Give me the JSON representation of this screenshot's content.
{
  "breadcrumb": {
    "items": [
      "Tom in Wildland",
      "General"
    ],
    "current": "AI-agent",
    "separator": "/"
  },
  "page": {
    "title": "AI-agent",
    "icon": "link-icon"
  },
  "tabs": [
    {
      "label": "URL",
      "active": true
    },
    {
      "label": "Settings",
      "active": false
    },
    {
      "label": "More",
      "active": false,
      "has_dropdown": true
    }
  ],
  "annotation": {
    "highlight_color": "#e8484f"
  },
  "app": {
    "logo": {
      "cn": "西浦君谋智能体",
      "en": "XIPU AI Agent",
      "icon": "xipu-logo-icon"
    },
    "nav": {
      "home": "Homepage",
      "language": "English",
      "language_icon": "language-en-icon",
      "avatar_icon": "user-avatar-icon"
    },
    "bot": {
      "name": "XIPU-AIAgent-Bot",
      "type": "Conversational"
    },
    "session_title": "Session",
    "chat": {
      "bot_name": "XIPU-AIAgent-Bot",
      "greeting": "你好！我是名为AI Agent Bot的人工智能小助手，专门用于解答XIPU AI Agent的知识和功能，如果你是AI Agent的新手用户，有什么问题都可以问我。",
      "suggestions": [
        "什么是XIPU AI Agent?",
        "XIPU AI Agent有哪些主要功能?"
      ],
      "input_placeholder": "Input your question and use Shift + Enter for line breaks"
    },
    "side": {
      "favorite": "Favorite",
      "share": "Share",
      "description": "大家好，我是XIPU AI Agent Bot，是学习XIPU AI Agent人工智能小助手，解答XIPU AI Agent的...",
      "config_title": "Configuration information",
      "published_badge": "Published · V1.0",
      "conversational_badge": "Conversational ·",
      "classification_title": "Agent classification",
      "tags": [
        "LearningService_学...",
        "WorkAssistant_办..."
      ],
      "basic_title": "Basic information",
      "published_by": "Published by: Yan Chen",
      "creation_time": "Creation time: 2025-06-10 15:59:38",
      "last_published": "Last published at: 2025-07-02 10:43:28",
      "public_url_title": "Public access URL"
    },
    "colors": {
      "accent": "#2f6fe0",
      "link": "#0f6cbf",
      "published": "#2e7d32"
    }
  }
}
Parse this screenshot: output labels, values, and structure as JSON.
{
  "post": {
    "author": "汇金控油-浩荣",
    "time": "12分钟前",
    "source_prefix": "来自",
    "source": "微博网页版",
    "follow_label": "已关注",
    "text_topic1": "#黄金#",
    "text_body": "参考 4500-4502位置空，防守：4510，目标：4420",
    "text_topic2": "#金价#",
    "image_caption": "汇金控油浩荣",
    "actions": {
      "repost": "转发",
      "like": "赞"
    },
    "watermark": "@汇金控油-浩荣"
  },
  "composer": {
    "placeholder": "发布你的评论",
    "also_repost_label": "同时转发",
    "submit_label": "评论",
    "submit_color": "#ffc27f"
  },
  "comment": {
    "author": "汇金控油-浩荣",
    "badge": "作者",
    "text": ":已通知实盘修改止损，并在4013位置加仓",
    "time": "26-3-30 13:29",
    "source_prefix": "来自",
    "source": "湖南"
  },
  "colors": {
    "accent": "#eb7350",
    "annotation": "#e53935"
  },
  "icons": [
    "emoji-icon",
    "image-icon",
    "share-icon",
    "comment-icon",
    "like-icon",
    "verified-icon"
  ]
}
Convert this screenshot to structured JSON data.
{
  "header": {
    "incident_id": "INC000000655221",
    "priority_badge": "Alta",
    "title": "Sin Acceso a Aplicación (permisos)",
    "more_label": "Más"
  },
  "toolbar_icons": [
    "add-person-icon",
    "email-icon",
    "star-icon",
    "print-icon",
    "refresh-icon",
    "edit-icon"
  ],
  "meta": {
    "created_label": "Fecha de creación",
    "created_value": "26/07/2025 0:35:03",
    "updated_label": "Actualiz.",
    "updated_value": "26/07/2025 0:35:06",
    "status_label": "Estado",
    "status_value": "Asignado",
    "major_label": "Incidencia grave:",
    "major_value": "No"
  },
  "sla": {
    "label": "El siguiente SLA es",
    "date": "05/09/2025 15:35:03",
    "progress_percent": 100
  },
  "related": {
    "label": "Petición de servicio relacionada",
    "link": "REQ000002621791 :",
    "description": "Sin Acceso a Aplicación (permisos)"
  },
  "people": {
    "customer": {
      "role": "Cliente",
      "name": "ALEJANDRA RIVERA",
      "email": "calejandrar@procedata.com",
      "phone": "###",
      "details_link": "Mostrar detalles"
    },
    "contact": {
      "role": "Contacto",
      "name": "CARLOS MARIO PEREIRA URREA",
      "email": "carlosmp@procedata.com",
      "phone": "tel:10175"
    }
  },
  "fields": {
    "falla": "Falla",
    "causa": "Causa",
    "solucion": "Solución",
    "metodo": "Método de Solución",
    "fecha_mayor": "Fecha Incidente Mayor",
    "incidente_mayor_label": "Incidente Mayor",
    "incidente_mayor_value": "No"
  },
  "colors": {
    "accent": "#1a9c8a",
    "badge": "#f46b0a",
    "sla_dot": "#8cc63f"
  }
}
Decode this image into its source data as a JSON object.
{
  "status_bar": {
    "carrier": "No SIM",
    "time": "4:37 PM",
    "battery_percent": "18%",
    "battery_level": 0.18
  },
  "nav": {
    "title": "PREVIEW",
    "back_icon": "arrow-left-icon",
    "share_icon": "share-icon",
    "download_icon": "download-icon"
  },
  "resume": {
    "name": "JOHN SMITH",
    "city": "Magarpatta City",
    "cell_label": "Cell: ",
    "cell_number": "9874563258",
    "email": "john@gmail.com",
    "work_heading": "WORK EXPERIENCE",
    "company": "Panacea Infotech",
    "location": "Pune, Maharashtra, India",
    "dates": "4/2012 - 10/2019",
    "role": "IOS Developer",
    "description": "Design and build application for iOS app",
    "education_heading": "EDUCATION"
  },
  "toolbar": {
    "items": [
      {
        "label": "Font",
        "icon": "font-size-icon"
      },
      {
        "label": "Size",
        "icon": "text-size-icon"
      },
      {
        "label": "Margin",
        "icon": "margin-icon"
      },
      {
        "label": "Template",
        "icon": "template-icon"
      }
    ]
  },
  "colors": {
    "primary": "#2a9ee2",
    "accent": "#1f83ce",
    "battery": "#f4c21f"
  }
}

# Do this
Say the number of lines in the listing that hold "Fecha", with no added words.

# Result for this task
2